* _GIVEN TASK_:
Repeat all the records exactly, omitting pictures.

* begin *

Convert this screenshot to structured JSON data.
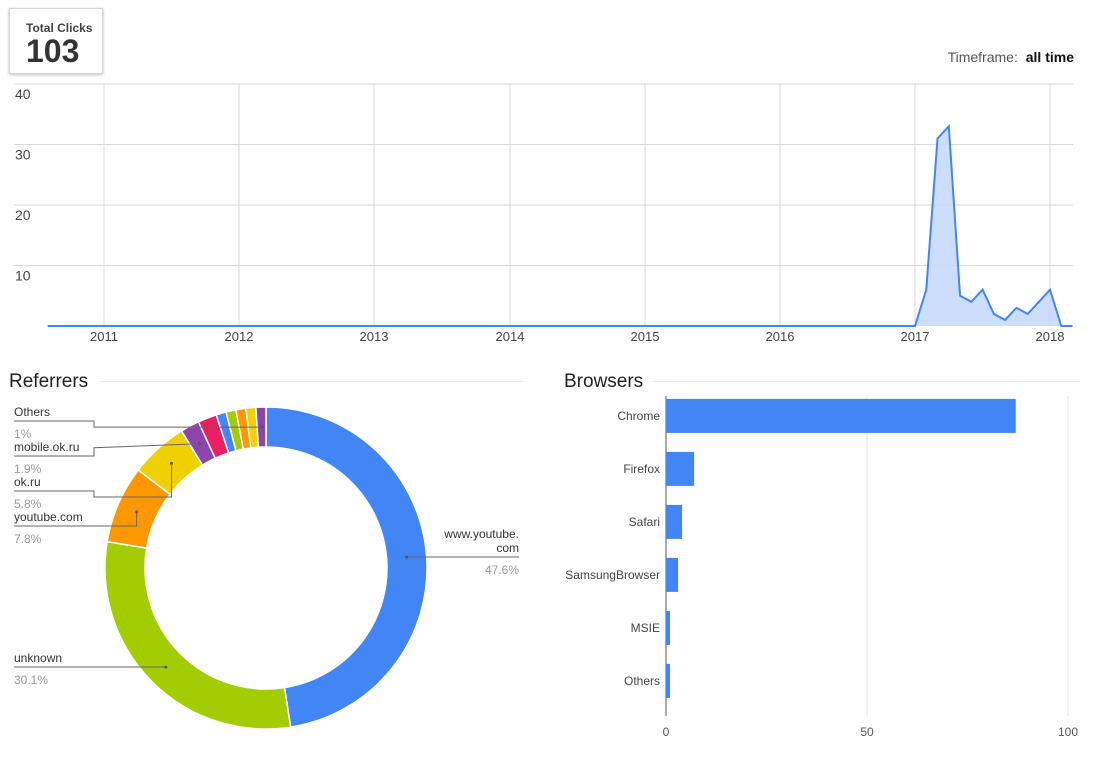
{
  "summary": {
    "total_label": "Total Clicks",
    "total_value": "103",
    "timeframe_label": "Timeframe:",
    "timeframe_value": "all time"
  },
  "colors": {
    "line": "#4285f4",
    "area_fill": "#c6dafc",
    "grid": "#d9d9d9",
    "bar": "#4285f4"
  },
  "chart_data": [
    {
      "type": "area",
      "title": "",
      "x_tick_labels": [
        "2011",
        "2012",
        "2013",
        "2014",
        "2015",
        "2016",
        "2017",
        "2018"
      ],
      "y_tick_labels": [
        "40",
        "30",
        "20",
        "10"
      ],
      "ylim": [
        0,
        40
      ],
      "series": [
        {
          "x": [
            "2010-08",
            "2011-01",
            "2016-12",
            "2017-01",
            "2017-02",
            "2017-03",
            "2017-04",
            "2017-05",
            "2017-06",
            "2017-07",
            "2017-08",
            "2017-09",
            "2017-10",
            "2017-11",
            "2017-12",
            "2018-01",
            "2018-02",
            "2018-03"
          ],
          "values": [
            0,
            0,
            0,
            0,
            6,
            31,
            33,
            5,
            4,
            6,
            2,
            1,
            3,
            2,
            4,
            6,
            0,
            0
          ]
        }
      ],
      "grid": true
    },
    {
      "type": "pie",
      "title": "Referrers",
      "slices": [
        {
          "label": "www.youtube.com",
          "label_lines": [
            "www.youtube.",
            "com"
          ],
          "value": 47.6,
          "percent_label": "47.6%",
          "color": "#4285f4",
          "labeled": true
        },
        {
          "label": "unknown",
          "value": 30.1,
          "percent_label": "30.1%",
          "color": "#a3cd00",
          "labeled": true
        },
        {
          "label": "youtube.com",
          "value": 7.8,
          "percent_label": "7.8%",
          "color": "#ff9800",
          "labeled": true
        },
        {
          "label": "ok.ru",
          "value": 5.8,
          "percent_label": "5.8%",
          "color": "#f0d000",
          "labeled": true
        },
        {
          "label": "mobile.ok.ru",
          "value": 1.9,
          "percent_label": "1.9%",
          "color": "#8e44ad",
          "labeled": true
        },
        {
          "label": "",
          "value": 1.9,
          "color": "#e91e63",
          "labeled": false
        },
        {
          "label": "",
          "value": 1.0,
          "color": "#4285f4",
          "labeled": false
        },
        {
          "label": "",
          "value": 1.0,
          "color": "#a3cd00",
          "labeled": false
        },
        {
          "label": "",
          "value": 1.0,
          "color": "#ff9800",
          "labeled": false
        },
        {
          "label": "",
          "value": 1.0,
          "color": "#f0d000",
          "labeled": false
        },
        {
          "label": "Others",
          "value": 1.0,
          "percent_label": "1%",
          "color": "#8e44ad",
          "labeled": true
        }
      ]
    },
    {
      "type": "bar",
      "orientation": "horizontal",
      "title": "Browsers",
      "categories": [
        "Chrome",
        "Firefox",
        "Safari",
        "SamsungBrowser",
        "MSIE",
        "Others"
      ],
      "values": [
        87,
        7,
        4,
        3,
        1,
        1
      ],
      "xlim": [
        0,
        100
      ],
      "x_tick_labels": [
        "0",
        "50",
        "100"
      ]
    }
  ]
}
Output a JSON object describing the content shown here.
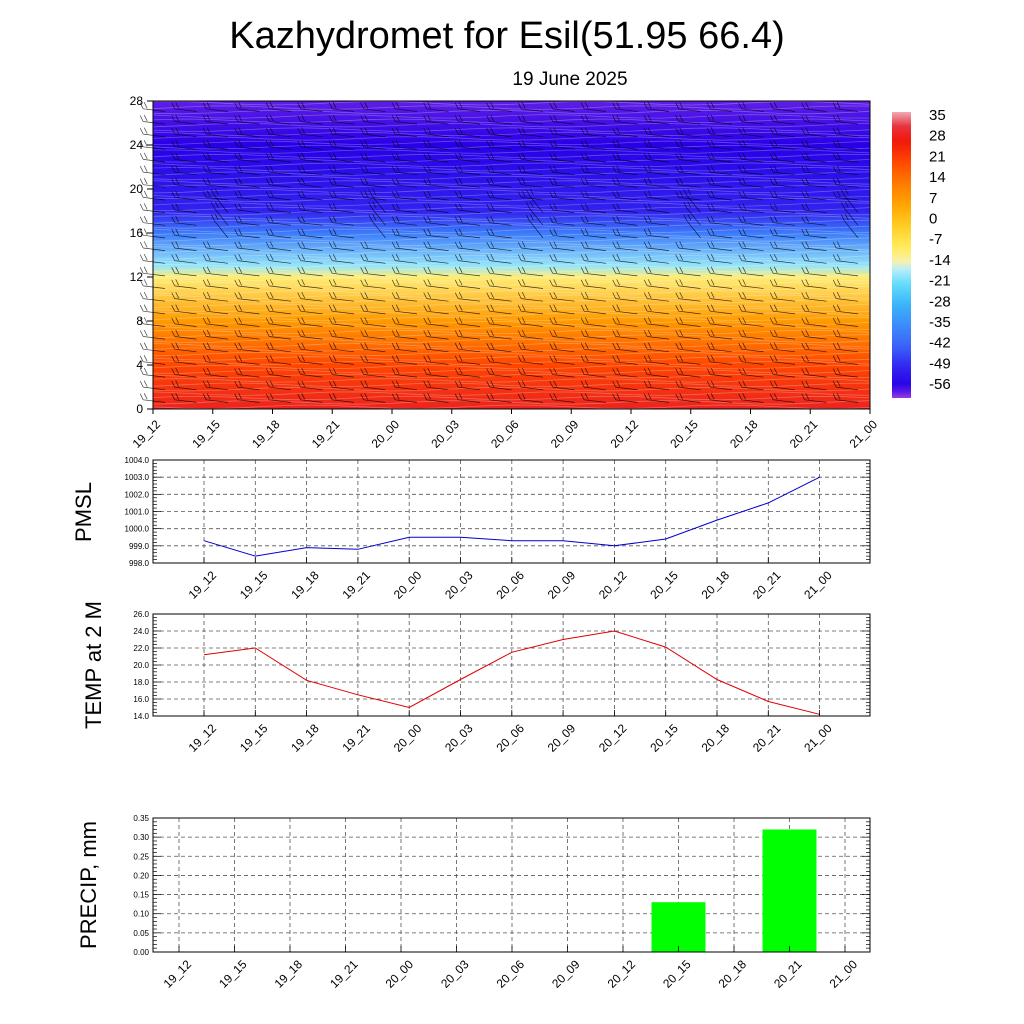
{
  "title": "Kazhydromet for Esil(51.95 66.4)",
  "subtitle": "19 June 2025",
  "time_labels": [
    "19_12",
    "19_15",
    "19_18",
    "19_21",
    "20_00",
    "20_03",
    "20_06",
    "20_09",
    "20_12",
    "20_15",
    "20_18",
    "20_21",
    "21_00"
  ],
  "colors": {
    "pmsl_line": "#0000cc",
    "temp_line": "#e00000",
    "precip_bar": "#00ff00",
    "grid": "#555555",
    "contour": "#ffffff",
    "barb": "#000000"
  },
  "chart_data": [
    {
      "type": "heatmap",
      "name_hint": "upper-air temperature cross-section",
      "x_categories": [
        "19_12",
        "19_15",
        "19_18",
        "19_21",
        "20_00",
        "20_03",
        "20_06",
        "20_09",
        "20_12",
        "20_15",
        "20_18",
        "20_21",
        "21_00"
      ],
      "y_ticks": [
        0,
        4,
        8,
        12,
        16,
        20,
        24,
        28
      ],
      "ylim": [
        0,
        28
      ],
      "colorbar_labels": [
        "35",
        "28",
        "21",
        "14",
        "7",
        "0",
        "-7",
        "-14",
        "-21",
        "-28",
        "-35",
        "-42",
        "-49",
        "-56"
      ],
      "colorbar_range": [
        -60,
        38
      ],
      "value_profile": [
        {
          "y": 0,
          "v": 30
        },
        {
          "y": 4,
          "v": 21
        },
        {
          "y": 8,
          "v": 8
        },
        {
          "y": 12,
          "v": -10
        },
        {
          "y": 13,
          "v": -18
        },
        {
          "y": 16,
          "v": -38
        },
        {
          "y": 18,
          "v": -50
        },
        {
          "y": 20,
          "v": -52
        },
        {
          "y": 24,
          "v": -56
        },
        {
          "y": 28,
          "v": -58
        }
      ],
      "grid": false
    },
    {
      "type": "line",
      "ylabel": "PMSL",
      "categories": [
        "19_12",
        "19_15",
        "19_18",
        "19_21",
        "20_00",
        "20_03",
        "20_06",
        "20_09",
        "20_12",
        "20_15",
        "20_18",
        "20_21",
        "21_00"
      ],
      "values": [
        999.3,
        998.4,
        998.9,
        998.8,
        999.5,
        999.5,
        999.3,
        999.3,
        999.0,
        999.4,
        1000.5,
        1001.5,
        1003.0
      ],
      "ylim": [
        998.0,
        1004.0
      ],
      "yticks": [
        "998.0",
        "999.0",
        "1000.0",
        "1001.0",
        "1002.0",
        "1003.0",
        "1004.0"
      ],
      "grid": true
    },
    {
      "type": "line",
      "ylabel": "TEMP at 2 M",
      "categories": [
        "19_12",
        "19_15",
        "19_18",
        "19_21",
        "20_00",
        "20_03",
        "20_06",
        "20_09",
        "20_12",
        "20_15",
        "20_18",
        "20_21",
        "21_00"
      ],
      "values": [
        21.2,
        22.0,
        18.2,
        16.5,
        15.0,
        18.3,
        21.5,
        23.0,
        24.0,
        22.1,
        18.3,
        15.7,
        14.2
      ],
      "ylim": [
        14.0,
        26.0
      ],
      "yticks": [
        "14.0",
        "16.0",
        "18.0",
        "20.0",
        "22.0",
        "24.0",
        "26.0"
      ],
      "grid": true
    },
    {
      "type": "bar",
      "ylabel": "PRECIP, mm",
      "categories": [
        "19_12",
        "19_15",
        "19_18",
        "19_21",
        "20_00",
        "20_03",
        "20_06",
        "20_09",
        "20_12",
        "20_15",
        "20_18",
        "20_21",
        "21_00"
      ],
      "values": [
        0,
        0,
        0,
        0,
        0,
        0,
        0,
        0,
        0,
        0.13,
        0,
        0.32,
        0
      ],
      "ylim": [
        0,
        0.35
      ],
      "yticks": [
        "0.00",
        "0.05",
        "0.10",
        "0.15",
        "0.20",
        "0.25",
        "0.30",
        "0.35"
      ],
      "grid": true
    }
  ]
}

* end *

* _THE REPLY_:
Convert this screenshot to structured JSON data.
{
  "summary": {
    "total_label": "Total Clicks",
    "total_value": "103",
    "timeframe_label": "Timeframe:",
    "timeframe_value": "all time"
  },
  "colors": {
    "line": "#4285f4",
    "area_fill": "#c6dafc",
    "grid": "#d9d9d9",
    "bar": "#4285f4"
  },
  "chart_data": [
    {
      "type": "area",
      "title": "",
      "x_tick_labels": [
        "2011",
        "2012",
        "2013",
        "2014",
        "2015",
        "2016",
        "2017",
        "2018"
      ],
      "y_tick_labels": [
        "40",
        "30",
        "20",
        "10"
      ],
      "ylim": [
        0,
        40
      ],
      "series": [
        {
          "x": [
            "2010-08",
            "2011-01",
            "2016-12",
            "2017-01",
            "2017-02",
            "2017-03",
            "2017-04",
            "2017-05",
            "2017-06",
            "2017-07",
            "2017-08",
            "2017-09",
            "2017-10",
            "2017-11",
            "2017-12",
            "2018-01",
            "2018-02",
            "2018-03"
          ],
          "values": [
            0,
            0,
            0,
            0,
            6,
            31,
            33,
            5,
            4,
            6,
            2,
            1,
            3,
            2,
            4,
            6,
            0,
            0
          ]
        }
      ],
      "grid": true
    },
    {
      "type": "pie",
      "title": "Referrers",
      "slices": [
        {
          "label": "www.youtube.com",
          "label_lines": [
            "www.youtube.",
            "com"
          ],
          "value": 47.6,
          "percent_label": "47.6%",
          "color": "#4285f4",
          "labeled": true
        },
        {
          "label": "unknown",
          "value": 30.1,
          "percent_label": "30.1%",
          "color": "#a3cd00",
          "labeled": true
        },
        {
          "label": "youtube.com",
          "value": 7.8,
          "percent_label": "7.8%",
          "color": "#ff9800",
          "labeled": true
        },
        {
          "label": "ok.ru",
          "value": 5.8,
          "percent_label": "5.8%",
          "color": "#f0d000",
          "labeled": true
        },
        {
          "label": "mobile.ok.ru",
          "value": 1.9,
          "percent_label": "1.9%",
          "color": "#8e44ad",
          "labeled": true
        },
        {
          "label": "",
          "value": 1.9,
          "color": "#e91e63",
          "labeled": false
        },
        {
          "label": "",
          "value": 1.0,
          "color": "#4285f4",
          "labeled": false
        },
        {
          "label": "",
          "value": 1.0,
          "color": "#a3cd00",
          "labeled": false
        },
        {
          "label": "",
          "value": 1.0,
          "color": "#ff9800",
          "labeled": false
        },
        {
          "label": "",
          "value": 1.0,
          "color": "#f0d000",
          "labeled": false
        },
        {
          "label": "Others",
          "value": 1.0,
          "percent_label": "1%",
          "color": "#8e44ad",
          "labeled": true
        }
      ]
    },
    {
      "type": "bar",
      "orientation": "horizontal",
      "title": "Browsers",
      "categories": [
        "Chrome",
        "Firefox",
        "Safari",
        "SamsungBrowser",
        "MSIE",
        "Others"
      ],
      "values": [
        87,
        7,
        4,
        3,
        1,
        1
      ],
      "xlim": [
        0,
        100
      ],
      "x_tick_labels": [
        "0",
        "50",
        "100"
      ]
    }
  ]
}
Output a JSON object describing the content shown here.
{
  "title": "Kazhydromet for Esil(51.95 66.4)",
  "subtitle": "19 June 2025",
  "time_labels": [
    "19_12",
    "19_15",
    "19_18",
    "19_21",
    "20_00",
    "20_03",
    "20_06",
    "20_09",
    "20_12",
    "20_15",
    "20_18",
    "20_21",
    "21_00"
  ],
  "colors": {
    "pmsl_line": "#0000cc",
    "temp_line": "#e00000",
    "precip_bar": "#00ff00",
    "grid": "#555555",
    "contour": "#ffffff",
    "barb": "#000000"
  },
  "chart_data": [
    {
      "type": "heatmap",
      "name_hint": "upper-air temperature cross-section",
      "x_categories": [
        "19_12",
        "19_15",
        "19_18",
        "19_21",
        "20_00",
        "20_03",
        "20_06",
        "20_09",
        "20_12",
        "20_15",
        "20_18",
        "20_21",
        "21_00"
      ],
      "y_ticks": [
        0,
        4,
        8,
        12,
        16,
        20,
        24,
        28
      ],
      "ylim": [
        0,
        28
      ],
      "colorbar_labels": [
        "35",
        "28",
        "21",
        "14",
        "7",
        "0",
        "-7",
        "-14",
        "-21",
        "-28",
        "-35",
        "-42",
        "-49",
        "-56"
      ],
      "colorbar_range": [
        -60,
        38
      ],
      "value_profile": [
        {
          "y": 0,
          "v": 30
        },
        {
          "y": 4,
          "v": 21
        },
        {
          "y": 8,
          "v": 8
        },
        {
          "y": 12,
          "v": -10
        },
        {
          "y": 13,
          "v": -18
        },
        {
          "y": 16,
          "v": -38
        },
        {
          "y": 18,
          "v": -50
        },
        {
          "y": 20,
          "v": -52
        },
        {
          "y": 24,
          "v": -56
        },
        {
          "y": 28,
          "v": -58
        }
      ],
      "grid": false
    },
    {
      "type": "line",
      "ylabel": "PMSL",
      "categories": [
        "19_12",
        "19_15",
        "19_18",
        "19_21",
        "20_00",
        "20_03",
        "20_06",
        "20_09",
        "20_12",
        "20_15",
        "20_18",
        "20_21",
        "21_00"
      ],
      "values": [
        999.3,
        998.4,
        998.9,
        998.8,
        999.5,
        999.5,
        999.3,
        999.3,
        999.0,
        999.4,
        1000.5,
        1001.5,
        1003.0
      ],
      "ylim": [
        998.0,
        1004.0
      ],
      "yticks": [
        "998.0",
        "999.0",
        "1000.0",
        "1001.0",
        "1002.0",
        "1003.0",
        "1004.0"
      ],
      "grid": true
    },
    {
      "type": "line",
      "ylabel": "TEMP at 2 M",
      "categories": [
        "19_12",
        "19_15",
        "19_18",
        "19_21",
        "20_00",
        "20_03",
        "20_06",
        "20_09",
        "20_12",
        "20_15",
        "20_18",
        "20_21",
        "21_00"
      ],
      "values": [
        21.2,
        22.0,
        18.2,
        16.5,
        15.0,
        18.3,
        21.5,
        23.0,
        24.0,
        22.1,
        18.3,
        15.7,
        14.2
      ],
      "ylim": [
        14.0,
        26.0
      ],
      "yticks": [
        "14.0",
        "16.0",
        "18.0",
        "20.0",
        "22.0",
        "24.0",
        "26.0"
      ],
      "grid": true
    },
    {
      "type": "bar",
      "ylabel": "PRECIP, mm",
      "categories": [
        "19_12",
        "19_15",
        "19_18",
        "19_21",
        "20_00",
        "20_03",
        "20_06",
        "20_09",
        "20_12",
        "20_15",
        "20_18",
        "20_21",
        "21_00"
      ],
      "values": [
        0,
        0,
        0,
        0,
        0,
        0,
        0,
        0,
        0,
        0.13,
        0,
        0.32,
        0
      ],
      "ylim": [
        0,
        0.35
      ],
      "yticks": [
        "0.00",
        "0.05",
        "0.10",
        "0.15",
        "0.20",
        "0.25",
        "0.30",
        "0.35"
      ],
      "grid": true
    }
  ]
}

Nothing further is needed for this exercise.